# [GIVEN REQUEST]
Review the material line by line. Identify and copy every line that contains the string "left".

# [Stored records]
Begin

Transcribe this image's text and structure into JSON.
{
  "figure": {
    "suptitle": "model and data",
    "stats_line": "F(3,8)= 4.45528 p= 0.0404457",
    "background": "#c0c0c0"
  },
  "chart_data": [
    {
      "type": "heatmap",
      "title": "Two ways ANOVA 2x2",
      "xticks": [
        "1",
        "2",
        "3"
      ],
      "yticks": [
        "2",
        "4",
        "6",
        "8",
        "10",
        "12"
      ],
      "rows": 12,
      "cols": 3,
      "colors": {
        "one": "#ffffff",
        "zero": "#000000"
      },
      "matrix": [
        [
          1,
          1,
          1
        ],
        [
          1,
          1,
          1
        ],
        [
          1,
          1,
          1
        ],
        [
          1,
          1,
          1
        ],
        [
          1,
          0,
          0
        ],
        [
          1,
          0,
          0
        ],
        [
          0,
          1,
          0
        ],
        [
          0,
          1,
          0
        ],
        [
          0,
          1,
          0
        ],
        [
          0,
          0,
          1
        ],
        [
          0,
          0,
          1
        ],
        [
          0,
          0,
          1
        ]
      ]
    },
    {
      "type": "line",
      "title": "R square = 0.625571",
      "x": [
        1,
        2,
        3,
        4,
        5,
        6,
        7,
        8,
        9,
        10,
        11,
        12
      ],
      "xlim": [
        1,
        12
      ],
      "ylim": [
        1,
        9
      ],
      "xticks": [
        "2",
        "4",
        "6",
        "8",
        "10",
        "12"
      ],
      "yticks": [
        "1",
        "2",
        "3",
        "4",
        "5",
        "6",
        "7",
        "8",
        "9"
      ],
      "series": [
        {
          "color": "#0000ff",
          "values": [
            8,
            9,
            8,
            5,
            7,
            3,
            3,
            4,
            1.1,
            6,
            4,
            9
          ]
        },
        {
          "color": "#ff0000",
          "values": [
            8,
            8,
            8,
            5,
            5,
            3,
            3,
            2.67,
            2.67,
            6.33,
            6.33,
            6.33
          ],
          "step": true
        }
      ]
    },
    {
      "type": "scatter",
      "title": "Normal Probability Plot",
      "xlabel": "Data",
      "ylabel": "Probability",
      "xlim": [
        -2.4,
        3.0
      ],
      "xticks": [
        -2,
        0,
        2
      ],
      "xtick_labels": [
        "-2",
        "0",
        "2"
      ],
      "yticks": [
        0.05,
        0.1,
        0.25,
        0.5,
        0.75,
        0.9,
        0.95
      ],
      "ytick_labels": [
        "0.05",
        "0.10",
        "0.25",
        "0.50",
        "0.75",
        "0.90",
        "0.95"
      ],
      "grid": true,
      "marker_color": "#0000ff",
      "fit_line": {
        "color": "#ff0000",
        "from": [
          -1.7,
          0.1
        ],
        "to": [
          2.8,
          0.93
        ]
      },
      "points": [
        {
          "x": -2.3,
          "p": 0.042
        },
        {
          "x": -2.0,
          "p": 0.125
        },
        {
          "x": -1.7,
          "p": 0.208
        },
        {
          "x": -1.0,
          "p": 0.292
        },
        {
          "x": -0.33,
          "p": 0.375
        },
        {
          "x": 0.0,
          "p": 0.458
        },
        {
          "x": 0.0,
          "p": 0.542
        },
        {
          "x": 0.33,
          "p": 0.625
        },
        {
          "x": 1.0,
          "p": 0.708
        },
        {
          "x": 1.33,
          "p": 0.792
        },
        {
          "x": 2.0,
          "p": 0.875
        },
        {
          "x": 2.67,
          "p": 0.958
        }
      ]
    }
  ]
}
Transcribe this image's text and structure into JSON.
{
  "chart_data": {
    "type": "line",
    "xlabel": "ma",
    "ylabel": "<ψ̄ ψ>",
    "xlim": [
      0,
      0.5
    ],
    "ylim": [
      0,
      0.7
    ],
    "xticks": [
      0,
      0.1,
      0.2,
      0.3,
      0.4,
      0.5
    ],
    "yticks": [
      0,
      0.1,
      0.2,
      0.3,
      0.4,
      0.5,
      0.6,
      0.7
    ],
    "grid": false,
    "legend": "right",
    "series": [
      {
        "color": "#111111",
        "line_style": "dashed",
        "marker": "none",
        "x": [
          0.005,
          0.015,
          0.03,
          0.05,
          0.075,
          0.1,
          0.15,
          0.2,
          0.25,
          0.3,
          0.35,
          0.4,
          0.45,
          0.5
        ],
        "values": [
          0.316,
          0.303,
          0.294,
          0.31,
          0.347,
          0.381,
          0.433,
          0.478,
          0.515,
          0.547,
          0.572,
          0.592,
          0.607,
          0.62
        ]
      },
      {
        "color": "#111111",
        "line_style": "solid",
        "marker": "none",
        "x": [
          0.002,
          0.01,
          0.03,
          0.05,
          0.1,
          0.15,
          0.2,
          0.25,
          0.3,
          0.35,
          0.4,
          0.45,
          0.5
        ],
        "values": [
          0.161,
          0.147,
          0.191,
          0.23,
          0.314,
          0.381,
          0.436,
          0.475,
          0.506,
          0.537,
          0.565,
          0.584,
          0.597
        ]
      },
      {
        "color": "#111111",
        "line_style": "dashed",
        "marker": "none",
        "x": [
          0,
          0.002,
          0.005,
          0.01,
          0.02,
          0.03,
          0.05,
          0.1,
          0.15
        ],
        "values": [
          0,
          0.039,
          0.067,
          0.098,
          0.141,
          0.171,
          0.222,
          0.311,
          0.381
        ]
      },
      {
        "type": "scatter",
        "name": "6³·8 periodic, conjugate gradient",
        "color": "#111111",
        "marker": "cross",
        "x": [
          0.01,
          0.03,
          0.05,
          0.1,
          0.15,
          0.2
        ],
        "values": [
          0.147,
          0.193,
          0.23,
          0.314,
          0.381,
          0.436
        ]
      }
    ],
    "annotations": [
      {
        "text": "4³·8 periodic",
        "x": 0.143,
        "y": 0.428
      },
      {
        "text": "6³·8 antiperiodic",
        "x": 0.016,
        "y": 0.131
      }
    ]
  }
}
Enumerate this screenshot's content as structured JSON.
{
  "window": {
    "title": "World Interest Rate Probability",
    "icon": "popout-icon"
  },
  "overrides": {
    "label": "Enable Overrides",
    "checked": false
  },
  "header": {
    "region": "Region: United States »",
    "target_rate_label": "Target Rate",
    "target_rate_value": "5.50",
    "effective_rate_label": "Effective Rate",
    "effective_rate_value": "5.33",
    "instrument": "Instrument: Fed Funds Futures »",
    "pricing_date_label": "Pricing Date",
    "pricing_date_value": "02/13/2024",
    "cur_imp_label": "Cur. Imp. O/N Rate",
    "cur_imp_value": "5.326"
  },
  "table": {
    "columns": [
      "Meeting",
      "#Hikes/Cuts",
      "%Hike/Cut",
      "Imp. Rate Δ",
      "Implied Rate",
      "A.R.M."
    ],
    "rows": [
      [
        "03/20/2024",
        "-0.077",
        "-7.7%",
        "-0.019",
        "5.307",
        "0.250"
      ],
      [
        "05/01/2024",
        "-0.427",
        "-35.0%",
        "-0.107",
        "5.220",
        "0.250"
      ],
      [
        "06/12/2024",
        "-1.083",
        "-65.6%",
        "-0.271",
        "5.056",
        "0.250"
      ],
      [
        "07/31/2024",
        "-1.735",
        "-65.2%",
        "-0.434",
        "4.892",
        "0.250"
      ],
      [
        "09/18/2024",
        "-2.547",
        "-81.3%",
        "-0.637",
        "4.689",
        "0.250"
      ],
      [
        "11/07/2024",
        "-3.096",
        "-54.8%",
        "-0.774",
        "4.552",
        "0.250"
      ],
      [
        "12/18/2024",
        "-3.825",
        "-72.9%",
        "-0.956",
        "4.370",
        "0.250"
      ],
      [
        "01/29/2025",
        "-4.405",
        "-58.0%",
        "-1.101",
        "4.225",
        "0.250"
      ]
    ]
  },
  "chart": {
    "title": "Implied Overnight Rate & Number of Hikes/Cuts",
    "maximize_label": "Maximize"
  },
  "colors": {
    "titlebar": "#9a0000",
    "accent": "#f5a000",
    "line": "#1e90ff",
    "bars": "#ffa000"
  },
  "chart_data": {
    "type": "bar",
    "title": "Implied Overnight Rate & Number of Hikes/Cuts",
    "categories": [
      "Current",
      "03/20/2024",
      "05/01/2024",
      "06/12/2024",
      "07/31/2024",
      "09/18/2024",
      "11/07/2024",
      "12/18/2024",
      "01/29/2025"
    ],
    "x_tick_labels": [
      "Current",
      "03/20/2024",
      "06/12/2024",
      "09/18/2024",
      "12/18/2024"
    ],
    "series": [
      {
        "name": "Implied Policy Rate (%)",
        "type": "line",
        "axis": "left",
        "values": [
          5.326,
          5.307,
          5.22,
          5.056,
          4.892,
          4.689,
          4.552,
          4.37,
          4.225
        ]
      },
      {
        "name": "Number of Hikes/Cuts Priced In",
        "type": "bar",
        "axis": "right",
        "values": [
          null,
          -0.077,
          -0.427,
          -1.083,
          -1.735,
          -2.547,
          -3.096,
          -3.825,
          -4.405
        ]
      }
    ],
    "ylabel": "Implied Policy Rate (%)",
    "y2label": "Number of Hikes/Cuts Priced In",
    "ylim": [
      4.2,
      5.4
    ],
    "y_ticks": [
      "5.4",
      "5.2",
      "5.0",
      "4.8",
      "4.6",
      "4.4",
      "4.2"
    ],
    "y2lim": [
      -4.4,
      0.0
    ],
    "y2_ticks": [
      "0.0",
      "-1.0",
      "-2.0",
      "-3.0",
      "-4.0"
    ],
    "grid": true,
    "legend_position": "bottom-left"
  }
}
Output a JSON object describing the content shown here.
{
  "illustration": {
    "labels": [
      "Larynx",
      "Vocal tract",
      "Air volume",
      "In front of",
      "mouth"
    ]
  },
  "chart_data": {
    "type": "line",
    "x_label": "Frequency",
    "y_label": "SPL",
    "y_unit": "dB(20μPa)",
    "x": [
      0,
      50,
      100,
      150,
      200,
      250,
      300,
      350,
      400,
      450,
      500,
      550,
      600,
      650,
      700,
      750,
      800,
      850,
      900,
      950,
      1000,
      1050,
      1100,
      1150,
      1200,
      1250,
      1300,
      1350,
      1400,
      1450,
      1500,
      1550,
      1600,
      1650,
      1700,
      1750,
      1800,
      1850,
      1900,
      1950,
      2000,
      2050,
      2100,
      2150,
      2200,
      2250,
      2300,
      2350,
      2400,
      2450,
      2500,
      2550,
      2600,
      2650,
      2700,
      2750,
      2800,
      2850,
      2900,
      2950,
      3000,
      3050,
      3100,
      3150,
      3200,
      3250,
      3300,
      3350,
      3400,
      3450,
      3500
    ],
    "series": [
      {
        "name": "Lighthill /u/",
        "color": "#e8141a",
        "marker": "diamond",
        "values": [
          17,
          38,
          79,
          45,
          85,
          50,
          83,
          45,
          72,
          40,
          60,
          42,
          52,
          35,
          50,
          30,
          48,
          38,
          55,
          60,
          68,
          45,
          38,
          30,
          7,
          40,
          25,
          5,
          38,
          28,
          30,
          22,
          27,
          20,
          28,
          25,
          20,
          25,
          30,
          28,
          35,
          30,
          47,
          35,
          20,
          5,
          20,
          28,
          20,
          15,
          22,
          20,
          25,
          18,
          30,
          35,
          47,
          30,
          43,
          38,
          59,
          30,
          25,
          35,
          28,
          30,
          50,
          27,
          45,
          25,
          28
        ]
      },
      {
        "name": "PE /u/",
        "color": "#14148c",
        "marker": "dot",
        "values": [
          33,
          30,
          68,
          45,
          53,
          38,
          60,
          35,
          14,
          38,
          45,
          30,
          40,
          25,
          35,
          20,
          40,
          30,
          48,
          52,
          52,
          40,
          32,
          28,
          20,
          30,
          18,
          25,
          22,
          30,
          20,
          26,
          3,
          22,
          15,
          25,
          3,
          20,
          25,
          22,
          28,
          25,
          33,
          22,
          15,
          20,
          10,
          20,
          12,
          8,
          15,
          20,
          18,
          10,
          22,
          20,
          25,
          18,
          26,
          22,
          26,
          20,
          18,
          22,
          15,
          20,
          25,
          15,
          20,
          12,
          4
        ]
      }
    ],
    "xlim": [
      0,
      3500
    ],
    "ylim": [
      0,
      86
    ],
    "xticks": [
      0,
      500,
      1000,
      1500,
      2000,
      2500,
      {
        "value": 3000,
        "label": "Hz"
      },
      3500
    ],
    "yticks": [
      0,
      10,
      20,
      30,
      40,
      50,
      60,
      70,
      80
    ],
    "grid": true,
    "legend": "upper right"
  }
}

End

# [SOLUTION TO THE PROBLEM]
        "axis": "left",
    "legend_position": "bottom-left"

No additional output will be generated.